→ Excerpted passage:
The distribution of attack by a shoot-fly larva.

Published online
30 Jun 1971
Content type
Journal article
Journal title
Journal of Applied Ecology
DOI
10.2307/2401971

Author(s)
Bullock, J. A.

Publication language
English
Location
Africa South of Sahara & Kenya

Abstract

The following is substantially the author's summary of this account of further studies in Kenya [cf. RAE A 57 1599]. The distribution of eggs laid by Hylemya arambourgi Séguy on barley shoots in experimental plots is analysed briefly. The distribution was patchy, but there appeared to be sufficient eggs laid to permit attacks on all available shoots. The distribution of attack on plants with only one shoot showed an unpatterned aggregation, reflecting a more or less random distribution of groups of attacked plants. This distribution became more normal as the attack continued. In tillered plants, the distribution of attack among plants with similar numbers of shoots was Poisson, although the origin of this distribution was essentially complex. There was a tendency for higher rates of attack on plants with numerous tillers, which can be interpreted as the result of greater concentration of attack on individual plants, larval transference within plants, traumatic response to early attack, or, most probably, to a combination of all three. These facts, taken in conjunction with previous findings on variation in susceptibility and the different shoot-susceptibility content of individual samples, are believed to offer a satisfactory explanation of variation in the number of attacked shoots. It is not considered feasible or worthwhile for practical data-processing to attempt to model this relation more accurately.

→ What the exercise asks: Condense the paragraph beginning "The following is substantially the author's summary" in the shoot-fly abstract into a short bulleted list that keeps its main findings.

[Page segmentation data]
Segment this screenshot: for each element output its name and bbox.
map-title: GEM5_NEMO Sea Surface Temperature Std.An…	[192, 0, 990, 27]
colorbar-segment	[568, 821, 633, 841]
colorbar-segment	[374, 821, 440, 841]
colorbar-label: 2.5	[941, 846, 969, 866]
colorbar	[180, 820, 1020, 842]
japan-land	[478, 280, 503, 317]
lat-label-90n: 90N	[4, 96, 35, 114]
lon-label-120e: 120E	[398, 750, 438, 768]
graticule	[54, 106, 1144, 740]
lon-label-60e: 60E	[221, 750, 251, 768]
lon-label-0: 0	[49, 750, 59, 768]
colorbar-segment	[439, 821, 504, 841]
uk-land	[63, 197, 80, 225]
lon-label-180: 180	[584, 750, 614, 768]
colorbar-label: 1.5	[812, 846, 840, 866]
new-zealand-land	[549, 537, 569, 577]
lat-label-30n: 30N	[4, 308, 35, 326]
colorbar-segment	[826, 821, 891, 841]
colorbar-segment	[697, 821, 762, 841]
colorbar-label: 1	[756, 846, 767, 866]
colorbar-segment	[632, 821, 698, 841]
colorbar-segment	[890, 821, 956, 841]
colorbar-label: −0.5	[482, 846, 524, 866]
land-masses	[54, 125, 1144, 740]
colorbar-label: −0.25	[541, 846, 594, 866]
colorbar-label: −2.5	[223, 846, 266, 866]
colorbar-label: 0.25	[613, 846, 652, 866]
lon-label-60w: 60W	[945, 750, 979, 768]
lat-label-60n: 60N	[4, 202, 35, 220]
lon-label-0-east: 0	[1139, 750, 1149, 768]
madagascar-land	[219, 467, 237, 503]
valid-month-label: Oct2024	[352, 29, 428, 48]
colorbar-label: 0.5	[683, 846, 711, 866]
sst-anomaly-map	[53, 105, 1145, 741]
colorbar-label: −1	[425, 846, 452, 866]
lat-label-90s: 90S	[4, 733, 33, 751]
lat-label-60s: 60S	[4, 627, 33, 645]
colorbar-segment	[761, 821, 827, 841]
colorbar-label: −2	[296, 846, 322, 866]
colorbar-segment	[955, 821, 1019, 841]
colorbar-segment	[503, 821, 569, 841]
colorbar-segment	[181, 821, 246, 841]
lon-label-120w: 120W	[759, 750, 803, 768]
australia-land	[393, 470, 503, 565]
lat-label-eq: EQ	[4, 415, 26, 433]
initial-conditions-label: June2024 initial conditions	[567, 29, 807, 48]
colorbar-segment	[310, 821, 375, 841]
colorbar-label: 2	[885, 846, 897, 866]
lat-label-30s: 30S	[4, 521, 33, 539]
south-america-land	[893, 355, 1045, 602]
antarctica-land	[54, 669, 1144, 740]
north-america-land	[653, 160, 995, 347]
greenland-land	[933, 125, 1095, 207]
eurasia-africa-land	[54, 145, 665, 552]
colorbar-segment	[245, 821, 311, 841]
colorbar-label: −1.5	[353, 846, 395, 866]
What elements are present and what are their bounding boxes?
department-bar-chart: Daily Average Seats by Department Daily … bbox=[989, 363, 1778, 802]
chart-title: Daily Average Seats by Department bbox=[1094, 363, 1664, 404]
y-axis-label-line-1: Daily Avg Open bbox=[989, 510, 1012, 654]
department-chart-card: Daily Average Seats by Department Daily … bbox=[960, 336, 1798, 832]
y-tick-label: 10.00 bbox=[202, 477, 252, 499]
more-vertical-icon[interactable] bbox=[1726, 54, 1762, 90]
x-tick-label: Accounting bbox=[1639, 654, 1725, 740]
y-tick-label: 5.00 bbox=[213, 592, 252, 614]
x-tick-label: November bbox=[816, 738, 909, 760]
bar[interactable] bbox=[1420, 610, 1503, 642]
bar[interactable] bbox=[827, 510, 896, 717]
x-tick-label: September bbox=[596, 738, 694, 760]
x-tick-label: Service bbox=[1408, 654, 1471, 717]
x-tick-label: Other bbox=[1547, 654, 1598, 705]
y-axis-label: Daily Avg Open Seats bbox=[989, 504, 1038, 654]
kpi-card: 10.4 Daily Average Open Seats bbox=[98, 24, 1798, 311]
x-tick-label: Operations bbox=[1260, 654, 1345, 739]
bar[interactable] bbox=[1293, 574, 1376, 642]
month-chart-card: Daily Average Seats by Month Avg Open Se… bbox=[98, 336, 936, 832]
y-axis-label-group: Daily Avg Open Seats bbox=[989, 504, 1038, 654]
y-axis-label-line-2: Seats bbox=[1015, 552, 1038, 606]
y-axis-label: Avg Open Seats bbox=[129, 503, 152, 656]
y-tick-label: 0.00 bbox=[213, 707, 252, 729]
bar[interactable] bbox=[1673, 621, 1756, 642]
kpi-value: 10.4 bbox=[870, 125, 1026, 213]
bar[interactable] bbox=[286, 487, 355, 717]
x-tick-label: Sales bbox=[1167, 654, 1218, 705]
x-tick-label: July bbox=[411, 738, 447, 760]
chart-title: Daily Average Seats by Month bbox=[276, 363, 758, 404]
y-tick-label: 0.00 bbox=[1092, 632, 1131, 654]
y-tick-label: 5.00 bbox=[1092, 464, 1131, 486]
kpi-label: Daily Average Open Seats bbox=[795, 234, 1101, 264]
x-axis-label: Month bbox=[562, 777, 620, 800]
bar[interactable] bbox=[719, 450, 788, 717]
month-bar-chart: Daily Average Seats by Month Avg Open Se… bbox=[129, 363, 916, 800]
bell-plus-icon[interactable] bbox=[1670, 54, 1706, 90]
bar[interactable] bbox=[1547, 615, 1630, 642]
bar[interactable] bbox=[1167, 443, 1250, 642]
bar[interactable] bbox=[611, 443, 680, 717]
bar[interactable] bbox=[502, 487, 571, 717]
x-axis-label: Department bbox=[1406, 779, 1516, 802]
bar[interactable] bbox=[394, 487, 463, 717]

→ Answer to the problem:
- The study, conducted further in Kenya, briefly analyzes how Hylemya arambourgi Séguy laid eggs on barley shoots in experimental plots.
- Egg distribution was patchy, but enough eggs appeared to be laid to allow attacks on all available shoots.
- On single-shoot plants, attack showed an unpatterned aggregation that became more normal as the attack continued.
- On tillered plants with similar shoot numbers, attack followed a Poisson distribution, though its origin was complex.
- Plants with many tillers tended to have higher attack rates. The likely cause is a combination of concentrated attack on individual plants, larval transfer within plants, and traumatic response to early attack.
- Together with earlier findings on susceptibility, these facts are believed to explain variation in the number of attacked shoots.
- Modeling this relation more accurately is not considered feasible or worthwhile for practical data processing.